• **Task brief**: Return the entries verbatim and drop every picture.

▬▬▬▬▬▬

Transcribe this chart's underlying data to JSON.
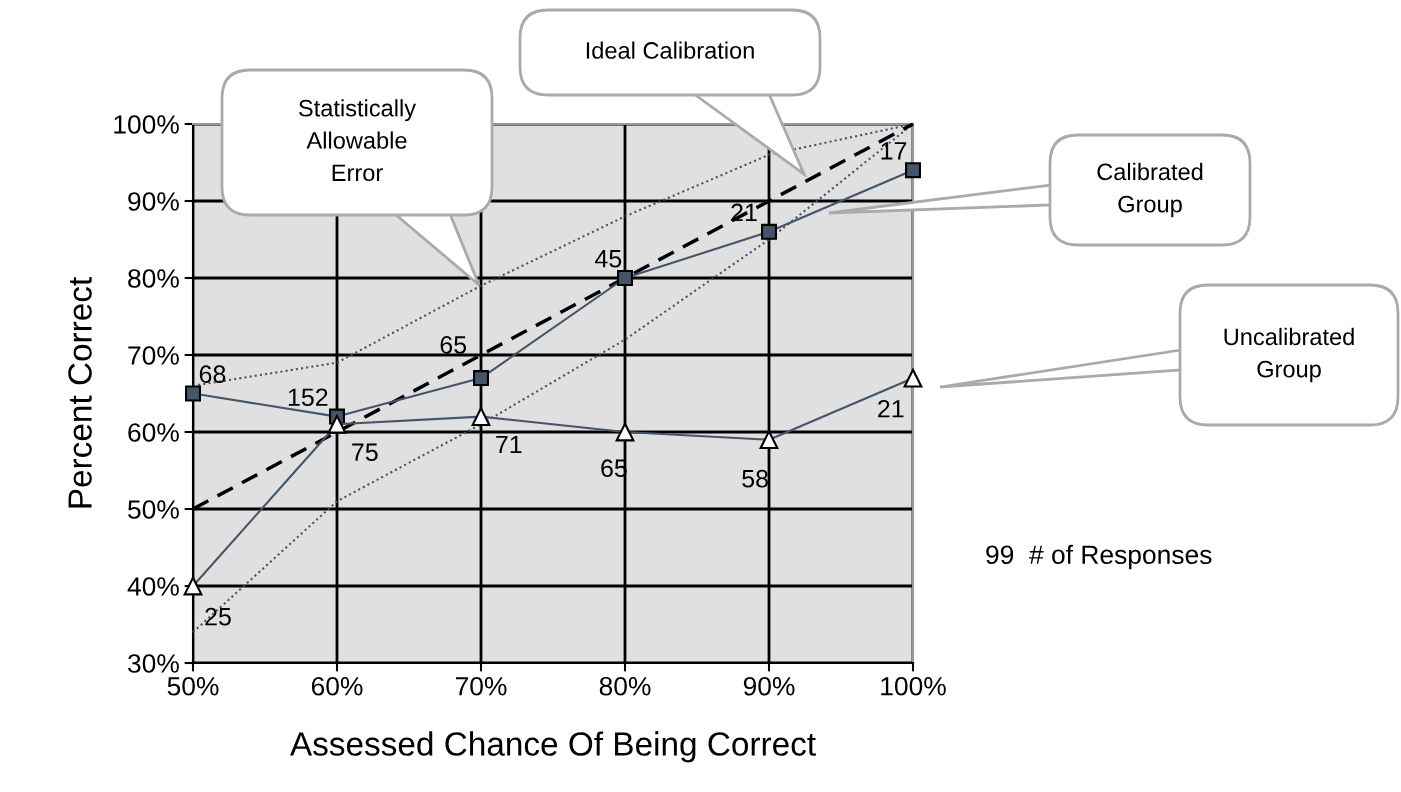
{
  "chart_data": {
    "type": "line",
    "xlabel": "Assessed Chance Of Being Correct",
    "ylabel": "Percent Correct",
    "x": [
      50,
      60,
      70,
      80,
      90,
      100
    ],
    "xlim": [
      50,
      100
    ],
    "xticks": [
      {
        "value": 50,
        "label": "50%"
      },
      {
        "value": 60,
        "label": "60%"
      },
      {
        "value": 70,
        "label": "70%"
      },
      {
        "value": 80,
        "label": "80%"
      },
      {
        "value": 90,
        "label": "90%"
      },
      {
        "value": 100,
        "label": "100%"
      }
    ],
    "ylim": [
      30,
      100
    ],
    "yticks": [
      {
        "value": 30,
        "label": "30%"
      },
      {
        "value": 40,
        "label": "40%"
      },
      {
        "value": 50,
        "label": "50%"
      },
      {
        "value": 60,
        "label": "60%"
      },
      {
        "value": 70,
        "label": "70%"
      },
      {
        "value": 80,
        "label": "80%"
      },
      {
        "value": 90,
        "label": "90%"
      },
      {
        "value": 100,
        "label": "100%"
      }
    ],
    "grid": true,
    "series": [
      {
        "color": "#44546a",
        "values": [
          66,
          69,
          79,
          88,
          96,
          100
        ],
        "marker": "none",
        "line_style": "dotted"
      },
      {
        "color": "#44546a",
        "values": [
          34,
          51,
          61,
          72,
          85,
          100
        ],
        "marker": "none",
        "line_style": "dotted"
      },
      {
        "color": "#000000",
        "values": [
          50,
          60,
          70,
          80,
          90,
          100
        ],
        "marker": "none",
        "line_style": "dashed"
      },
      {
        "color": "#44546a",
        "values": [
          65,
          62,
          67,
          80,
          86,
          94
        ],
        "marker": "square",
        "line_style": "solid"
      },
      {
        "color": "#44546a",
        "values": [
          40,
          61,
          62,
          60,
          59,
          67
        ],
        "marker": "triangle",
        "line_style": "solid"
      }
    ],
    "annotations": [
      "Statistically\nAllowable\nError",
      "Ideal Calibration",
      "Calibrated\nGroup",
      "Uncalibrated\nGroup",
      {
        "text": "68",
        "x": 50,
        "y": 65
      },
      {
        "text": "152",
        "x": 60,
        "y": 62
      },
      {
        "text": "65",
        "x": 70,
        "y": 67
      },
      {
        "text": "45",
        "x": 80,
        "y": 80
      },
      {
        "text": "21",
        "x": 90,
        "y": 86
      },
      {
        "text": "17",
        "x": 100,
        "y": 94
      },
      {
        "text": "25",
        "x": 50,
        "y": 40
      },
      {
        "text": "75",
        "x": 60,
        "y": 61
      },
      {
        "text": "71",
        "x": 70,
        "y": 62
      },
      {
        "text": "65",
        "x": 80,
        "y": 60
      },
      {
        "text": "58",
        "x": 90,
        "y": 59
      },
      {
        "text": "21",
        "x": 100,
        "y": 67
      },
      "99  # of Responses"
    ]
  }
}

▬▬▬▬▬▬

• **Written response**:
Transcribe this chart's underlying data to JSON.
{
  "chart_data": {
    "type": "line",
    "xlabel": "Assessed Chance Of Being Correct",
    "ylabel": "Percent Correct",
    "x": [
      50,
      60,
      70,
      80,
      90,
      100
    ],
    "xlim": [
      50,
      100
    ],
    "xticks": [
      {
        "value": 50,
        "label": "50%"
      },
      {
        "value": 60,
        "label": "60%"
      },
      {
        "value": 70,
        "label": "70%"
      },
      {
        "value": 80,
        "label": "80%"
      },
      {
        "value": 90,
        "label": "90%"
      },
      {
        "value": 100,
        "label": "100%"
      }
    ],
    "ylim": [
      30,
      100
    ],
    "yticks": [
      {
        "value": 30,
        "label": "30%"
      },
      {
        "value": 40,
        "label": "40%"
      },
      {
        "value": 50,
        "label": "50%"
      },
      {
        "value": 60,
        "label": "60%"
      },
      {
        "value": 70,
        "label": "70%"
      },
      {
        "value": 80,
        "label": "80%"
      },
      {
        "value": 90,
        "label": "90%"
      },
      {
        "value": 100,
        "label": "100%"
      }
    ],
    "grid": true,
    "series": [
      {
        "color": "#44546a",
        "values": [
          66,
          69,
          79,
          88,
          96,
          100
        ],
        "marker": "none",
        "line_style": "dotted"
      },
      {
        "color": "#44546a",
        "values": [
          34,
          51,
          61,
          72,
          85,
          100
        ],
        "marker": "none",
        "line_style": "dotted"
      },
      {
        "color": "#000000",
        "values": [
          50,
          60,
          70,
          80,
          90,
          100
        ],
        "marker": "none",
        "line_style": "dashed"
      },
      {
        "color": "#44546a",
        "values": [
          65,
          62,
          67,
          80,
          86,
          94
        ],
        "marker": "square",
        "line_style": "solid"
      },
      {
        "color": "#44546a",
        "values": [
          40,
          61,
          62,
          60,
          59,
          67
        ],
        "marker": "triangle",
        "line_style": "solid"
      }
    ],
    "annotations": [
      "Statistically\nAllowable\nError",
      "Ideal Calibration",
      "Calibrated\nGroup",
      "Uncalibrated\nGroup",
      {
        "text": "68",
        "x": 50,
        "y": 65
      },
      {
        "text": "152",
        "x": 60,
        "y": 62
      },
      {
        "text": "65",
        "x": 70,
        "y": 67
      },
      {
        "text": "45",
        "x": 80,
        "y": 80
      },
      {
        "text": "21",
        "x": 90,
        "y": 86
      },
      {
        "text": "17",
        "x": 100,
        "y": 94
      },
      {
        "text": "25",
        "x": 50,
        "y": 40
      },
      {
        "text": "75",
        "x": 60,
        "y": 61
      },
      {
        "text": "71",
        "x": 70,
        "y": 62
      },
      {
        "text": "65",
        "x": 80,
        "y": 60
      },
      {
        "text": "58",
        "x": 90,
        "y": 59
      },
      {
        "text": "21",
        "x": 100,
        "y": 67
      },
      "99  # of Responses"
    ]
  }
}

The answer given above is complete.